begin

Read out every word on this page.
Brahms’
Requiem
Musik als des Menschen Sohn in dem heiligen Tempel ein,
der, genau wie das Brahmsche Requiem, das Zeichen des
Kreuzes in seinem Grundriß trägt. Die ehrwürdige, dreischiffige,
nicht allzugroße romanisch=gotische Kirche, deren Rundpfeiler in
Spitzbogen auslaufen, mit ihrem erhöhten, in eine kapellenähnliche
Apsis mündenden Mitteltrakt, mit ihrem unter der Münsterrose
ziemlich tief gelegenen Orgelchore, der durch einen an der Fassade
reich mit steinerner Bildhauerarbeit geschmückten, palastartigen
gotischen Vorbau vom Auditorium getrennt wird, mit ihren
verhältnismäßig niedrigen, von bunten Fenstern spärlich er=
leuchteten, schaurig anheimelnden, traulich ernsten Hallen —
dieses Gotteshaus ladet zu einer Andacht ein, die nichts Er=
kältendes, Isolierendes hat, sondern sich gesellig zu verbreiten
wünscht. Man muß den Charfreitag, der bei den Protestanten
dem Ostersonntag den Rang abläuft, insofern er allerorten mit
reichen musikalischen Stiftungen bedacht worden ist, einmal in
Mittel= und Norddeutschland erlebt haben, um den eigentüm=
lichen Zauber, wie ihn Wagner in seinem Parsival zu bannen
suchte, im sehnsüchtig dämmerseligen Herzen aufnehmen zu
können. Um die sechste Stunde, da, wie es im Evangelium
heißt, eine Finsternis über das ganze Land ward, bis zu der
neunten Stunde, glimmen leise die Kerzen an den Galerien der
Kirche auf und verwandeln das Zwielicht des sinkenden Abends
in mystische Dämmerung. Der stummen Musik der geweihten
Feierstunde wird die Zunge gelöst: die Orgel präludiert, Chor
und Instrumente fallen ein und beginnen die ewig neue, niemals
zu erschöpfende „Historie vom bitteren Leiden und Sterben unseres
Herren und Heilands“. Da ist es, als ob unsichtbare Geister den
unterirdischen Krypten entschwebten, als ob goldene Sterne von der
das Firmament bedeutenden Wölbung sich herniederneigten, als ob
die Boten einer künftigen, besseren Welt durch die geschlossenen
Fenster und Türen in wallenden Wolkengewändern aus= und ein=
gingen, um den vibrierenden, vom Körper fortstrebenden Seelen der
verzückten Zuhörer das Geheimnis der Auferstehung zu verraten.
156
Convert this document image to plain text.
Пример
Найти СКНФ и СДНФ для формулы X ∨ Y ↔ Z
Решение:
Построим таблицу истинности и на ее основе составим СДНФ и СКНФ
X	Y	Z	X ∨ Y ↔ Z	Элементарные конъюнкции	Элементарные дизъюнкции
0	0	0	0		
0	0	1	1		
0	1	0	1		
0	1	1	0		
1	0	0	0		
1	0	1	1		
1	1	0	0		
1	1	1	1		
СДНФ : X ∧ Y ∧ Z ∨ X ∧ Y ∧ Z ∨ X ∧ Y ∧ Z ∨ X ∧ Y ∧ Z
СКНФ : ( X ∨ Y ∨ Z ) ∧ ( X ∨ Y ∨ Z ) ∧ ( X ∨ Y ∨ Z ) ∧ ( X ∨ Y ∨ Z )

end

Extract every line above exactly as it stands.

# Exercise response:
Read out every word on this page.
Brahms’
Requiem
Musik als des Menschen Sohn in dem heiligen Tempel ein,
der, genau wie das Brahmsche Requiem, das Zeichen des
Kreuzes in seinem Grundriß trägt. Die ehrwürdige, dreischiffige,
nicht allzugroße romanisch=gotische Kirche, deren Rundpfeiler in
Spitzbogen auslaufen, mit ihrem erhöhten, in eine kapellenähnliche
Apsis mündenden Mitteltrakt, mit ihrem unter der Münsterrose
ziemlich tief gelegenen Orgelchore, der durch einen an der Fassade
reich mit steinerner Bildhauerarbeit geschmückten, palastartigen
gotischen Vorbau vom Auditorium getrennt wird, mit ihren
verhältnismäßig niedrigen, von bunten Fenstern spärlich er=
leuchteten, schaurig anheimelnden, traulich ernsten Hallen —
dieses Gotteshaus ladet zu einer Andacht ein, die nichts Er=
kältendes, Isolierendes hat, sondern sich gesellig zu verbreiten
wünscht. Man muß den Charfreitag, der bei den Protestanten
dem Ostersonntag den Rang abläuft, insofern er allerorten mit
reichen musikalischen Stiftungen bedacht worden ist, einmal in
Mittel= und Norddeutschland erlebt haben, um den eigentüm=
lichen Zauber, wie ihn Wagner in seinem Parsival zu bannen
suchte, im sehnsüchtig dämmerseligen Herzen aufnehmen zu
können. Um die sechste Stunde, da, wie es im Evangelium
heißt, eine Finsternis über das ganze Land ward, bis zu der
neunten Stunde, glimmen leise die Kerzen an den Galerien der
Kirche auf und verwandeln das Zwielicht des sinkenden Abends
in mystische Dämmerung. Der stummen Musik der geweihten
Feierstunde wird die Zunge gelöst: die Orgel präludiert, Chor
und Instrumente fallen ein und beginnen die ewig neue, niemals
zu erschöpfende „Historie vom bitteren Leiden und Sterben unseres
Herren und Heilands“. Da ist es, als ob unsichtbare Geister den
unterirdischen Krypten entschwebten, als ob goldene Sterne von der
das Firmament bedeutenden Wölbung sich herniederneigten, als ob
die Boten einer künftigen, besseren Welt durch die geschlossenen
Fenster und Türen in wallenden Wolkengewändern aus= und ein=
gingen, um den vibrierenden, vom Körper fortstrebenden Seelen der
verzückten Zuhörer das Geheimnis der Auferstehung zu verraten.
156
Convert this document image to plain text.
Пример
Найти СКНФ и СДНФ для формулы X ∨ Y ↔ Z
Решение:
Построим таблицу истинности и на ее основе составим СДНФ и СКНФ
X	Y	Z	X ∨ Y ↔ Z	Элементарные конъюнкции	Элементарные дизъюнкции
0	0	0	0		
0	0	1	1		
0	1	0	1		
0	1	1	0		
1	0	0	0		
1	0	1	1		
1	1	0	0		
1	1	1	1		
СДНФ : X ∧ Y ∧ Z ∨ X ∧ Y ∧ Z ∨ X ∧ Y ∧ Z ∨ X ∧ Y ∧ Z
СКНФ : ( X ∨ Y ∨ Z ) ∧ ( X ∨ Y ∨ Z ) ∧ ( X ∨ Y ∨ Z ) ∧ ( X ∨ Y ∨ Z )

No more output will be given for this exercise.